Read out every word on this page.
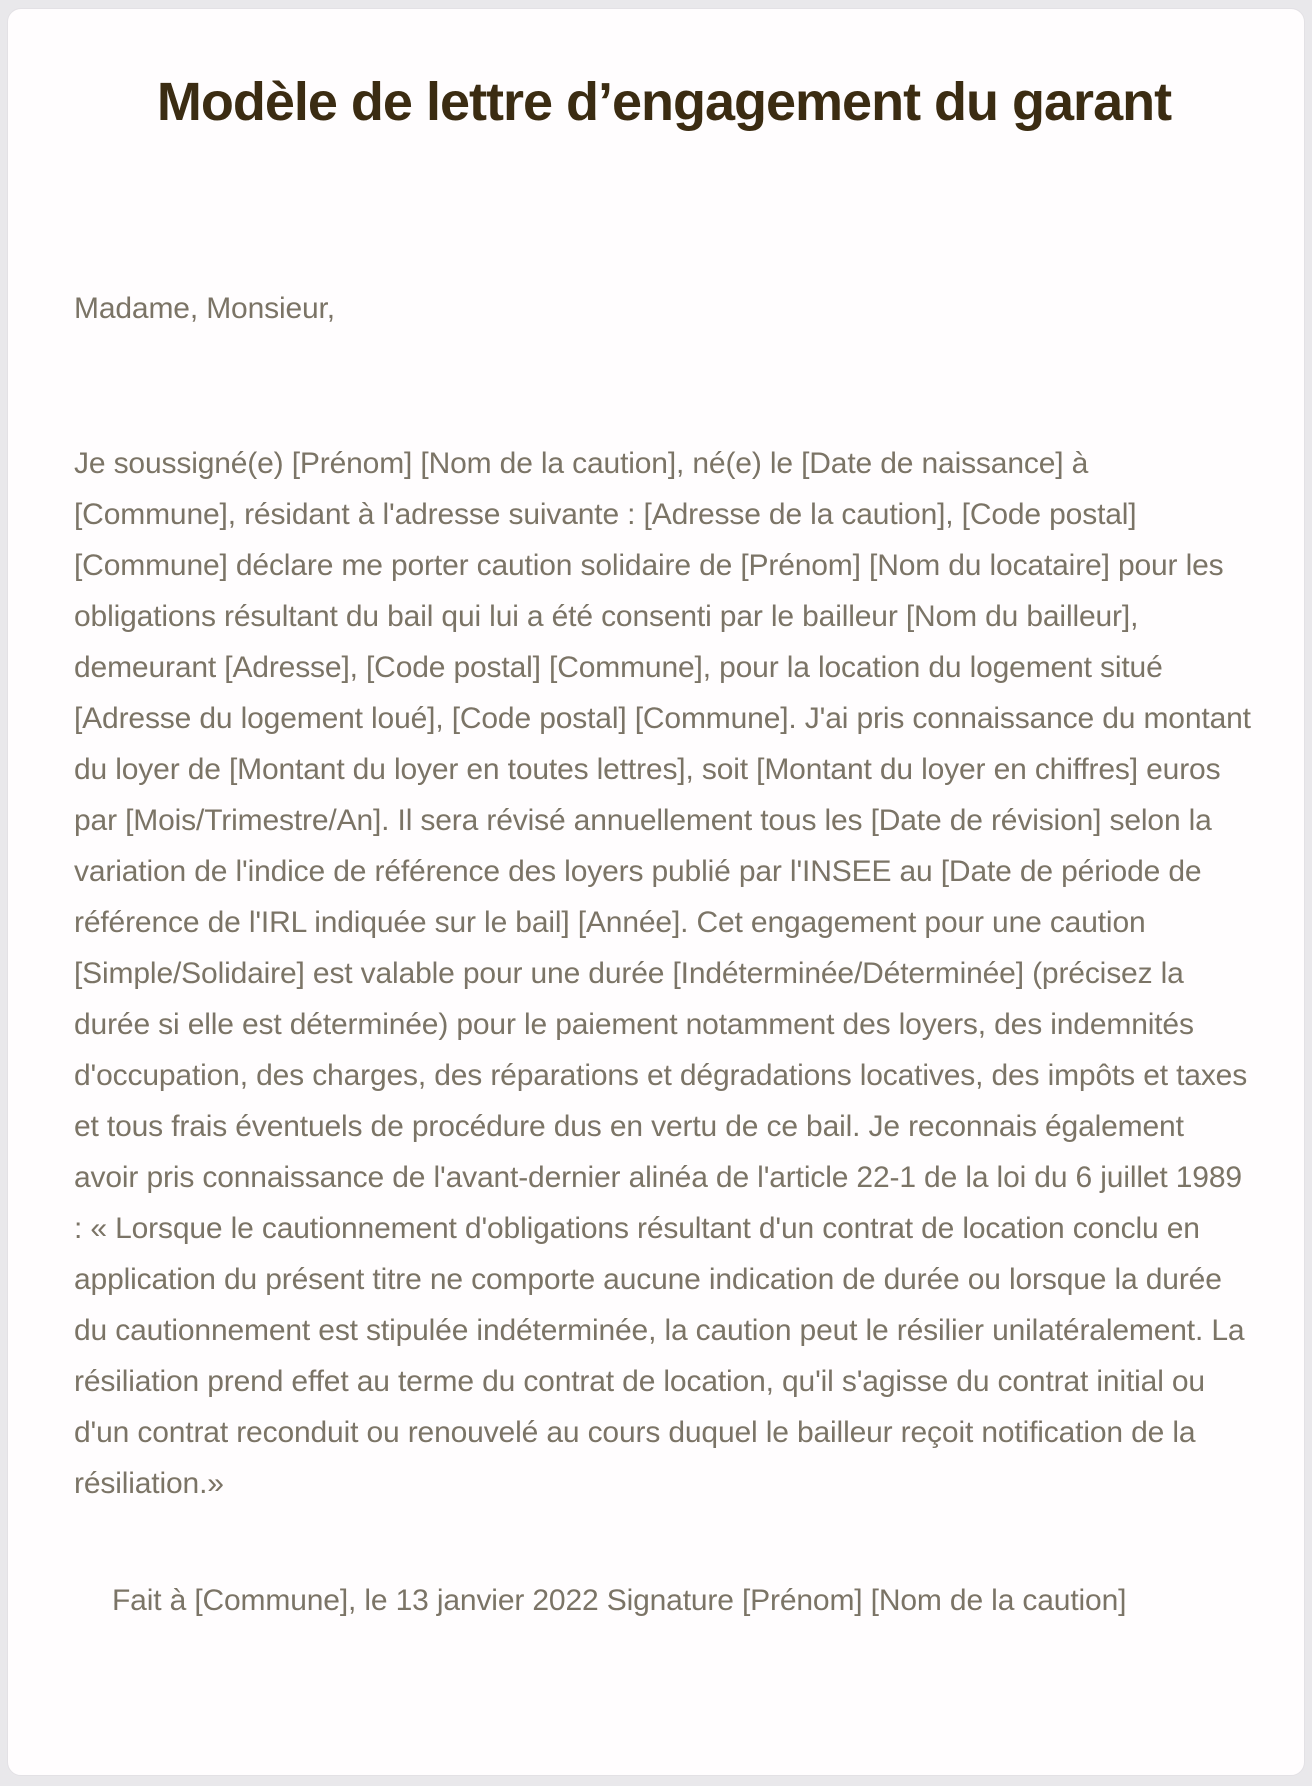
Modèle de lettre d’engagement du garant

Madame, Monsieur,

Je soussigné(e) [Prénom] [Nom de la caution], né(e) le [Date de naissance] à [Commune], résidant à l'adresse suivante : [Adresse de la caution], [Code postal] [Commune] déclare me porter caution solidaire de [Prénom] [Nom du locataire] pour les obligations résultant du bail qui lui a été consenti par le bailleur [Nom du bailleur], demeurant [Adresse], [Code postal] [Commune], pour la location du logement situé [Adresse du logement loué], [Code postal] [Commune]. J'ai pris connaissance du montant du loyer de [Montant du loyer en toutes lettres], soit [Montant du loyer en chiffres] euros par [Mois/Trimestre/An]. Il sera révisé annuellement tous les [Date de révision] selon la variation de l'indice de référence des loyers publié par l'INSEE au [Date de période de référence de l'IRL indiquée sur le bail] [Année]. Cet engagement pour une caution [Simple/Solidaire] est valable pour une durée [Indéterminée/Déterminée] (précisez la durée si elle est déterminée) pour le paiement notamment des loyers, des indemnités d'occupation, des charges, des réparations et dégradations locatives, des impôts et taxes et tous frais éventuels de procédure dus en vertu de ce bail. Je reconnais également avoir pris connaissance de l'avant-dernier alinéa de l'article 22-1 de la loi du 6 juillet 1989 : « Lorsque le cautionnement d'obligations résultant d'un contrat de location conclu en application du présent titre ne comporte aucune indication de durée ou lorsque la durée du cautionnement est stipulée indéterminée, la caution peut le résilier unilatéralement. La résiliation prend effet au terme du contrat de location, qu'il s'agisse du contrat initial ou d'un contrat reconduit ou renouvelé au cours duquel le bailleur reçoit notification de la résiliation.»

Fait à [Commune], le 13 janvier 2022 Signature [Prénom] [Nom de la caution]
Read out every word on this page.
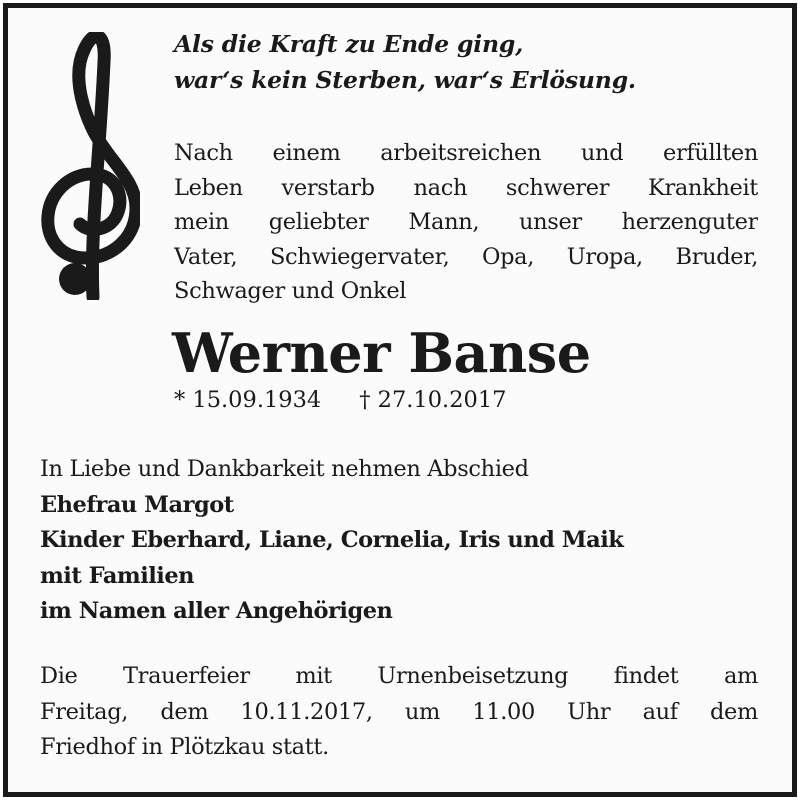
Als die Kraft zu Ende ging,
war‘s kein Sterben, war‘s Erlösung.
Nach einem arbeitsreichen und erfüllten
Leben verstarb nach schwerer Krankheit
mein geliebter Mann, unser herzenguter
Vater, Schwiegervater, Opa, Uropa, Bruder,
Schwager und Onkel
Werner Banse
* 15.09.1934 † 27.10.2017
In Liebe und Dankbarkeit nehmen Abschied
Ehefrau Margot
Kinder Eberhard, Liane, Cornelia, Iris und Maik
mit Familien
im Namen aller Angehörigen
Die Trauerfeier mit Urnenbeisetzung findet am
Freitag, dem 10.11.2017, um 11.00 Uhr auf dem
Friedhof in Plötzkau statt.
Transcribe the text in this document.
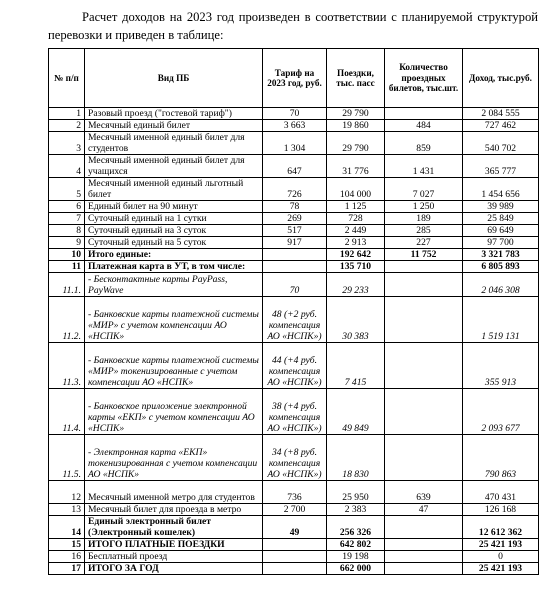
Расчет доходов на 2023 год произведен в соответствии с планируемой структурой перевозки и приведен в таблице:
№ п/п	Вид ПБ	Тариф на 2023 год, руб.	Поездки, тыс. пасс	Количество проездных билетов, тыс.шт.	Доход, тыс.руб.
1	Разовый проезд ("гостевой тариф")	70	29 790		2 084 555
2	Месячный единый билет	3 663	19 860	484	727 462
3	Месячный именной единый билет для студентов	1 304	29 790	859	540 702
4	Месячный именной единый билет для учащихся	647	31 776	1 431	365 777
5	Месячный именной единый льготный билет	726	104 000	7 027	1 454 656
6	Единый билет на 90 минут	78	1 125	1 250	39 989
7	Суточный единый на 1 сутки	269	728	189	25 849
8	Суточный единый на 3 суток	517	2 449	285	69 649
9	Суточный единый на 5 суток	917	2 913	227	97 700
10	Итого единые:		192 642	11 752	3 321 783
11	Платежная карта в УТ, в том числе:		135 710		6 805 893
11.1.	- Бесконтактные карты PayPass, PayWave	70	29 233		2 046 308
11.2.	- Банковские карты платежной системы «МИР» с учетом компенсации АО «НСПК»	48 (+2 руб. компенсация АО «НСПК»)	30 383		1 519 131
11.3.	- Банковские карты платежной системы «МИР» токенизированные с учетом компенсации АО «НСПК»	44 (+4 руб. компенсация АО «НСПК»)	7 415		355 913
11.4.	- Банковское приложение электронной карты «ЕКП» с учетом компенсации АО «НСПК»	38 (+4 руб. компенсация АО «НСПК»)	49 849		2 093 677
11.5.	- Электронная карта «ЕКП» токенизированная с учетом компенсации АО «НСПК»	34 (+8 руб. компенсация АО «НСПК»)	18 830		790 863
12	Месячный именной метро для студентов	736	25 950	639	470 431
13	Месячный билет для проезда в метро	2 700	2 383	47	126 168
14	Единый электронный билет (Электронный кошелек)	49	256 326		12 612 362
15	ИТОГО ПЛАТНЫЕ ПОЕЗДКИ		642 802		25 421 193
16	Бесплатный проезд		19 198		0
17	ИТОГО ЗА ГОД		662 000		25 421 193
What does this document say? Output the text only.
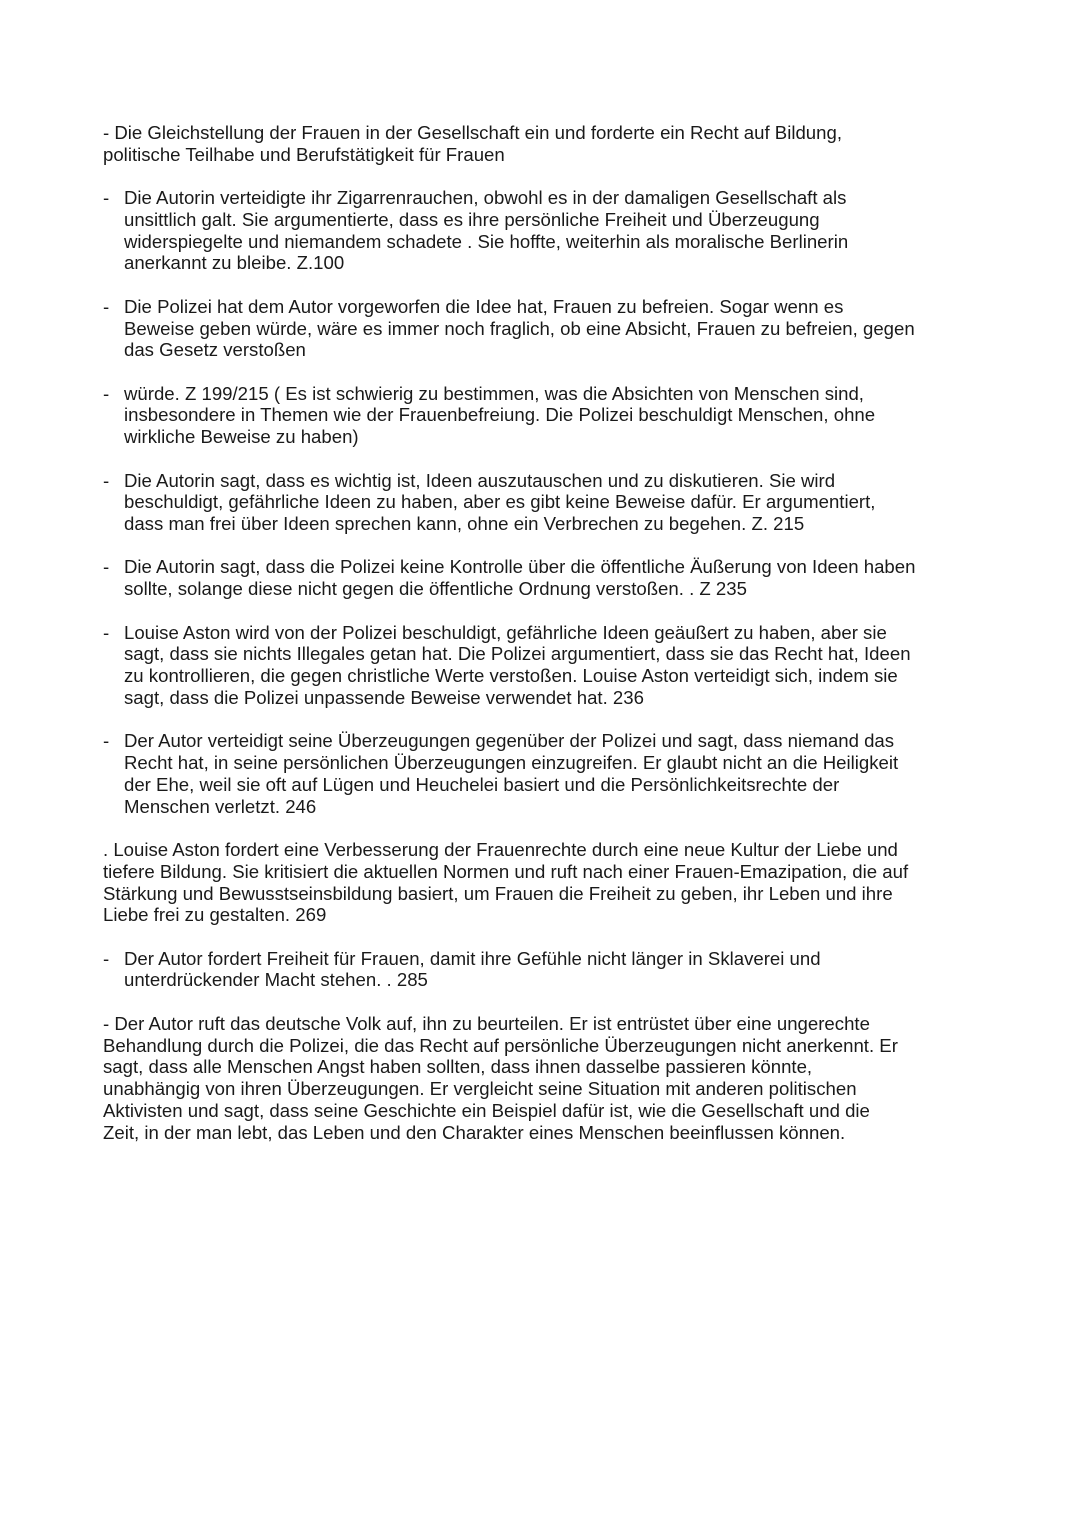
- Die Gleichstellung der Frauen in der Gesellschaft ein und forderte ein Recht auf Bildung,
politische Teilhabe und Berufstätigkeit für Frauen

- Die Autorin verteidigte ihr Zigarrenrauchen, obwohl es in der damaligen Gesellschaft als
unsittlich galt. Sie argumentierte, dass es ihre persönliche Freiheit und Überzeugung
widerspiegelte und niemandem schadete . Sie hoffte, weiterhin als moralische Berlinerin
anerkannt zu bleibe. Z.100
- Die Polizei hat dem Autor vorgeworfen die Idee hat, Frauen zu befreien. Sogar wenn es
Beweise geben würde, wäre es immer noch fraglich, ob eine Absicht, Frauen zu befreien, gegen
das Gesetz verstoßen
- würde. Z 199/215 ( Es ist schwierig zu bestimmen, was die Absichten von Menschen sind,
insbesondere in Themen wie der Frauenbefreiung. Die Polizei beschuldigt Menschen, ohne
wirkliche Beweise zu haben)
- Die Autorin sagt, dass es wichtig ist, Ideen auszutauschen und zu diskutieren. Sie wird
beschuldigt, gefährliche Ideen zu haben, aber es gibt keine Beweise dafür. Er argumentiert,
dass man frei über Ideen sprechen kann, ohne ein Verbrechen zu begehen. Z. 215
- Die Autorin sagt, dass die Polizei keine Kontrolle über die öffentliche Äußerung von Ideen haben
sollte, solange diese nicht gegen die öffentliche Ordnung verstoßen. . Z 235
- Louise Aston wird von der Polizei beschuldigt, gefährliche Ideen geäußert zu haben, aber sie
sagt, dass sie nichts Illegales getan hat. Die Polizei argumentiert, dass sie das Recht hat, Ideen
zu kontrollieren, die gegen christliche Werte verstoßen. Louise Aston verteidigt sich, indem sie
sagt, dass die Polizei unpassende Beweise verwendet hat. 236
- Der Autor verteidigt seine Überzeugungen gegenüber der Polizei und sagt, dass niemand das
Recht hat, in seine persönlichen Überzeugungen einzugreifen. Er glaubt nicht an die Heiligkeit
der Ehe, weil sie oft auf Lügen und Heuchelei basiert und die Persönlichkeitsrechte der
Menschen verletzt. 246

. Louise Aston fordert eine Verbesserung der Frauenrechte durch eine neue Kultur der Liebe und
tiefere Bildung. Sie kritisiert die aktuellen Normen und ruft nach einer Frauen-Emazipation, die auf
Stärkung und Bewusstseinsbildung basiert, um Frauen die Freiheit zu geben, ihr Leben und ihre
Liebe frei zu gestalten. 269

- Der Autor fordert Freiheit für Frauen, damit ihre Gefühle nicht länger in Sklaverei und
unterdrückender Macht stehen. . 285

- Der Autor ruft das deutsche Volk auf, ihn zu beurteilen. Er ist entrüstet über eine ungerechte
Behandlung durch die Polizei, die das Recht auf persönliche Überzeugungen nicht anerkennt. Er
sagt, dass alle Menschen Angst haben sollten, dass ihnen dasselbe passieren könnte,
unabhängig von ihren Überzeugungen. Er vergleicht seine Situation mit anderen politischen
Aktivisten und sagt, dass seine Geschichte ein Beispiel dafür ist, wie die Gesellschaft und die
Zeit, in der man lebt, das Leben und den Charakter eines Menschen beeinflussen können.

★ ★ ★ ★

Challenge:
Restate each of the entries above word for word and skip every image.

Result of this exercise:
Read out every word on this page.
Modèle de lettre d’engagement du garant

Madame, Monsieur,

Je soussigné(e) [Prénom] [Nom de la caution], né(e) le [Date de naissance] à [Commune], résidant à l'adresse suivante : [Adresse de la caution], [Code postal] [Commune] déclare me porter caution solidaire de [Prénom] [Nom du locataire] pour les obligations résultant du bail qui lui a été consenti par le bailleur [Nom du bailleur], demeurant [Adresse], [Code postal] [Commune], pour la location du logement situé [Adresse du logement loué], [Code postal] [Commune]. J'ai pris connaissance du montant du loyer de [Montant du loyer en toutes lettres], soit [Montant du loyer en chiffres] euros par [Mois/Trimestre/An]. Il sera révisé annuellement tous les [Date de révision] selon la variation de l'indice de référence des loyers publié par l'INSEE au [Date de période de référence de l'IRL indiquée sur le bail] [Année]. Cet engagement pour une caution [Simple/Solidaire] est valable pour une durée [Indéterminée/Déterminée] (précisez la durée si elle est déterminée) pour le paiement notamment des loyers, des indemnités d'occupation, des charges, des réparations et dégradations locatives, des impôts et taxes et tous frais éventuels de procédure dus en vertu de ce bail. Je reconnais également avoir pris connaissance de l'avant-dernier alinéa de l'article 22-1 de la loi du 6 juillet 1989 : « Lorsque le cautionnement d'obligations résultant d'un contrat de location conclu en application du présent titre ne comporte aucune indication de durée ou lorsque la durée du cautionnement est stipulée indéterminée, la caution peut le résilier unilatéralement. La résiliation prend effet au terme du contrat de location, qu'il s'agisse du contrat initial ou d'un contrat reconduit ou renouvelé au cours duquel le bailleur reçoit notification de la résiliation.»

Fait à [Commune], le 13 janvier 2022 Signature [Prénom] [Nom de la caution]
Read out every word on this page.
Als die Kraft zu Ende ging,
war‘s kein Sterben, war‘s Erlösung.
Nach einem arbeitsreichen und erfüllten
Leben verstarb nach schwerer Krankheit
mein geliebter Mann, unser herzenguter
Vater, Schwiegervater, Opa, Uropa, Bruder,
Schwager und Onkel
Werner Banse
* 15.09.1934 † 27.10.2017
In Liebe und Dankbarkeit nehmen Abschied
Ehefrau Margot
Kinder Eberhard, Liane, Cornelia, Iris und Maik
mit Familien
im Namen aller Angehörigen
Die Trauerfeier mit Urnenbeisetzung findet am
Freitag, dem 10.11.2017, um 11.00 Uhr auf dem
Friedhof in Plötzkau statt.
Transcribe the text in this document.
Расчет доходов на 2023 год произведен в соответствии с планируемой структурой перевозки и приведен в таблице:
№ п/п	Вид ПБ	Тариф на 2023 год, руб.	Поездки, тыс. пасс	Количество проездных билетов, тыс.шт.	Доход, тыс.руб.
1	Разовый проезд ("гостевой тариф")	70	29 790		2 084 555
2	Месячный единый билет	3 663	19 860	484	727 462
3	Месячный именной единый билет для студентов	1 304	29 790	859	540 702
4	Месячный именной единый билет для учащихся	647	31 776	1 431	365 777
5	Месячный именной единый льготный билет	726	104 000	7 027	1 454 656
6	Единый билет на 90 минут	78	1 125	1 250	39 989
7	Суточный единый на 1 сутки	269	728	189	25 849
8	Суточный единый на 3 суток	517	2 449	285	69 649
9	Суточный единый на 5 суток	917	2 913	227	97 700
10	Итого единые:		192 642	11 752	3 321 783
11	Платежная карта в УТ, в том числе:		135 710		6 805 893
11.1.	- Бесконтактные карты PayPass, PayWave	70	29 233		2 046 308
11.2.	- Банковские карты платежной системы «МИР» с учетом компенсации АО «НСПК»	48 (+2 руб. компенсация АО «НСПК»)	30 383		1 519 131
11.3.	- Банковские карты платежной системы «МИР» токенизированные с учетом компенсации АО «НСПК»	44 (+4 руб. компенсация АО «НСПК»)	7 415		355 913
11.4.	- Банковское приложение электронной карты «ЕКП» с учетом компенсации АО «НСПК»	38 (+4 руб. компенсация АО «НСПК»)	49 849		2 093 677
11.5.	- Электронная карта «ЕКП» токенизированная с учетом компенсации АО «НСПК»	34 (+8 руб. компенсация АО «НСПК»)	18 830		790 863
12	Месячный именной метро для студентов	736	25 950	639	470 431
13	Месячный билет для проезда в метро	2 700	2 383	47	126 168
14	Единый электронный билет (Электронный кошелек)	49	256 326		12 612 362
15	ИТОГО ПЛАТНЫЕ ПОЕЗДКИ		642 802		25 421 193
16	Бесплатный проезд		19 198		0
17	ИТОГО ЗА ГОД		662 000		25 421 193
What does this document say? Output the text only.
- Die Gleichstellung der Frauen in der Gesellschaft ein und forderte ein Recht auf Bildung,
politische Teilhabe und Berufstätigkeit für Frauen

- Die Autorin verteidigte ihr Zigarrenrauchen, obwohl es in der damaligen Gesellschaft als
unsittlich galt. Sie argumentierte, dass es ihre persönliche Freiheit und Überzeugung
widerspiegelte und niemandem schadete . Sie hoffte, weiterhin als moralische Berlinerin
anerkannt zu bleibe. Z.100
- Die Polizei hat dem Autor vorgeworfen die Idee hat, Frauen zu befreien. Sogar wenn es
Beweise geben würde, wäre es immer noch fraglich, ob eine Absicht, Frauen zu befreien, gegen
das Gesetz verstoßen
- würde. Z 199/215 ( Es ist schwierig zu bestimmen, was die Absichten von Menschen sind,
insbesondere in Themen wie der Frauenbefreiung. Die Polizei beschuldigt Menschen, ohne
wirkliche Beweise zu haben)
- Die Autorin sagt, dass es wichtig ist, Ideen auszutauschen und zu diskutieren. Sie wird
beschuldigt, gefährliche Ideen zu haben, aber es gibt keine Beweise dafür. Er argumentiert,
dass man frei über Ideen sprechen kann, ohne ein Verbrechen zu begehen. Z. 215
- Die Autorin sagt, dass die Polizei keine Kontrolle über die öffentliche Äußerung von Ideen haben
sollte, solange diese nicht gegen die öffentliche Ordnung verstoßen. . Z 235
- Louise Aston wird von der Polizei beschuldigt, gefährliche Ideen geäußert zu haben, aber sie
sagt, dass sie nichts Illegales getan hat. Die Polizei argumentiert, dass sie das Recht hat, Ideen
zu kontrollieren, die gegen christliche Werte verstoßen. Louise Aston verteidigt sich, indem sie
sagt, dass die Polizei unpassende Beweise verwendet hat. 236
- Der Autor verteidigt seine Überzeugungen gegenüber der Polizei und sagt, dass niemand das
Recht hat, in seine persönlichen Überzeugungen einzugreifen. Er glaubt nicht an die Heiligkeit
der Ehe, weil sie oft auf Lügen und Heuchelei basiert und die Persönlichkeitsrechte der
Menschen verletzt. 246

. Louise Aston fordert eine Verbesserung der Frauenrechte durch eine neue Kultur der Liebe und
tiefere Bildung. Sie kritisiert die aktuellen Normen und ruft nach einer Frauen-Emazipation, die auf
Stärkung und Bewusstseinsbildung basiert, um Frauen die Freiheit zu geben, ihr Leben und ihre
Liebe frei zu gestalten. 269

- Der Autor fordert Freiheit für Frauen, damit ihre Gefühle nicht länger in Sklaverei und
unterdrückender Macht stehen. . 285

- Der Autor ruft das deutsche Volk auf, ihn zu beurteilen. Er ist entrüstet über eine ungerechte
Behandlung durch die Polizei, die das Recht auf persönliche Überzeugungen nicht anerkennt. Er
sagt, dass alle Menschen Angst haben sollten, dass ihnen dasselbe passieren könnte,
unabhängig von ihren Überzeugungen. Er vergleicht seine Situation mit anderen politischen
Aktivisten und sagt, dass seine Geschichte ein Beispiel dafür ist, wie die Gesellschaft und die
Zeit, in der man lebt, das Leben und den Charakter eines Menschen beeinflussen können.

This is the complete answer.